▶ _EXTRACTED RECORDS_
---------------

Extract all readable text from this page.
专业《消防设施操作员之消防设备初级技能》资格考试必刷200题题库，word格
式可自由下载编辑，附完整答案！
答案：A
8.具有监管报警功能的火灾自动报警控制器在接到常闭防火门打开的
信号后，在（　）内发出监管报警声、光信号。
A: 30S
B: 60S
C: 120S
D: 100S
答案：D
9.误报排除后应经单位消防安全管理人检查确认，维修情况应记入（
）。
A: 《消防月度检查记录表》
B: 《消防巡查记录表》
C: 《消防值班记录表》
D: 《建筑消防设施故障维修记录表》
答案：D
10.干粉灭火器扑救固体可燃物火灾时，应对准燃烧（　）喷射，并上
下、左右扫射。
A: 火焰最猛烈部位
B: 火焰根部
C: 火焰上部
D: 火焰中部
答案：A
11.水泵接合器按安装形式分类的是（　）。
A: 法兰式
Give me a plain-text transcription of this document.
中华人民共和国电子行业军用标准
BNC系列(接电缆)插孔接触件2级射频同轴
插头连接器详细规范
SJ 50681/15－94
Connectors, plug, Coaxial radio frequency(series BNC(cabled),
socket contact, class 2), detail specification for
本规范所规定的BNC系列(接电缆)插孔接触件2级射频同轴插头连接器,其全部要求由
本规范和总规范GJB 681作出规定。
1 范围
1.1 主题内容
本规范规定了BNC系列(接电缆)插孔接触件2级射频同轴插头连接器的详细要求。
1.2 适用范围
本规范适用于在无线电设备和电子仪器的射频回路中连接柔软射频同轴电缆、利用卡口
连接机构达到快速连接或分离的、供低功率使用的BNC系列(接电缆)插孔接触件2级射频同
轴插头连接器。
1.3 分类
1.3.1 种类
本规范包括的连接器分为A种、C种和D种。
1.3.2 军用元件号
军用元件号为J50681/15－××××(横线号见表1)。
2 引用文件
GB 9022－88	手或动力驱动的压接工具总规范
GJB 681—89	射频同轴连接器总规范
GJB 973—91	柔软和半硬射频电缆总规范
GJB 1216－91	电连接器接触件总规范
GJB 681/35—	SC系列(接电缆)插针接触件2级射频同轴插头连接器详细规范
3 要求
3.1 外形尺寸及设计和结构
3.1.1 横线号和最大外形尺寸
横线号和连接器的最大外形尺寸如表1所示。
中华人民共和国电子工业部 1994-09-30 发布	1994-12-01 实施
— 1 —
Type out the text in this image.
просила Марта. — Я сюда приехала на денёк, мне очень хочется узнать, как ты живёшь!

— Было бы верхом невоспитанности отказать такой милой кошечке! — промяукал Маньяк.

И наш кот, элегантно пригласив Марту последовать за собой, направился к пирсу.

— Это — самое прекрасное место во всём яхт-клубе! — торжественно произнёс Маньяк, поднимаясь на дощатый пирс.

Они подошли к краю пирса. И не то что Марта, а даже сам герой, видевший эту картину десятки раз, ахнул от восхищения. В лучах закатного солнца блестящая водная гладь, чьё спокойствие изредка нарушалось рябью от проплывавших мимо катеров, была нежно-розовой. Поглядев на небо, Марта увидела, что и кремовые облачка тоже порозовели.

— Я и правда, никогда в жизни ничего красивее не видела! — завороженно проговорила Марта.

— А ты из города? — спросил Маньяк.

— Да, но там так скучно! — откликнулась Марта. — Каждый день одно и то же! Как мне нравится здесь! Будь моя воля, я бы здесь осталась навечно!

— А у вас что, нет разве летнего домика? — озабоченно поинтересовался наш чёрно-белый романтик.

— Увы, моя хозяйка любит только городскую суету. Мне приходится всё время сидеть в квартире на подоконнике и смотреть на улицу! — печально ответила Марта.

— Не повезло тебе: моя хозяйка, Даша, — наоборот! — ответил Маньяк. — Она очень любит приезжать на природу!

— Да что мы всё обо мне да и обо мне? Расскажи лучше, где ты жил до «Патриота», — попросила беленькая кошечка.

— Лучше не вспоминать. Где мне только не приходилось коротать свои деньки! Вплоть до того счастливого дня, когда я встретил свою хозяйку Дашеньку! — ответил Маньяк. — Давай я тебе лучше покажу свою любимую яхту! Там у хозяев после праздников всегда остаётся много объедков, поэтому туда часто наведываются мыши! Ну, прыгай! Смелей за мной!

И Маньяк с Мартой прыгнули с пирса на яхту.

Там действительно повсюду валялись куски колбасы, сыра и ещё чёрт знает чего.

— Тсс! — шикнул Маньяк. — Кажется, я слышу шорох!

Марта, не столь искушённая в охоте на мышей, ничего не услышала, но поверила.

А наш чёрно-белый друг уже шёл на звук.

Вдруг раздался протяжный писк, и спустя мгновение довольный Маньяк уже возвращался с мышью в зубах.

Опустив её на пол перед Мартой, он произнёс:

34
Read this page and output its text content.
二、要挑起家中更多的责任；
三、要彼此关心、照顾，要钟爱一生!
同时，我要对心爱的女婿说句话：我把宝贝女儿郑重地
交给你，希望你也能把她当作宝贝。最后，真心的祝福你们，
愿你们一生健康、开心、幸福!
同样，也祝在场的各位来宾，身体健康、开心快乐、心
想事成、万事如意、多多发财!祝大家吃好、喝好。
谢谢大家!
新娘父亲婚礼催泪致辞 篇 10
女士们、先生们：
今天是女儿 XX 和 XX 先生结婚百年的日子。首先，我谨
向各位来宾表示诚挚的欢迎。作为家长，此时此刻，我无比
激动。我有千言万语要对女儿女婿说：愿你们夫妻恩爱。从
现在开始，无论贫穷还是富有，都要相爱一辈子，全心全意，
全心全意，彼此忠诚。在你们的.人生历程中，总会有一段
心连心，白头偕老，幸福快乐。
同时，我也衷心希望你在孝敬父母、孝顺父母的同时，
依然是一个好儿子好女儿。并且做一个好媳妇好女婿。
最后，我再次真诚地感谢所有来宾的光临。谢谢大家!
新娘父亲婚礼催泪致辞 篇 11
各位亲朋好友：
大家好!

---------------

List the lines that contain the word "тебе".

▶ _FULL SOLUTION_
— Не повезло тебе: моя хозяйка, Даша, — наоборот! — ответил Маньяк. — Она очень любит приезжать на природу!
— Лучше не вспоминать. Где мне только не приходилось коротать свои деньки! Вплоть до того счастливого дня, когда я встретил свою хозяйку Дашеньку! — ответил Маньяк. — Давай я тебе лучше покажу свою любимую яхту! Там у хозяев после праздников всегда остаётся много объедков, поэтому туда часто наведываются мыши! Ну, прыгай! Смелей за мной!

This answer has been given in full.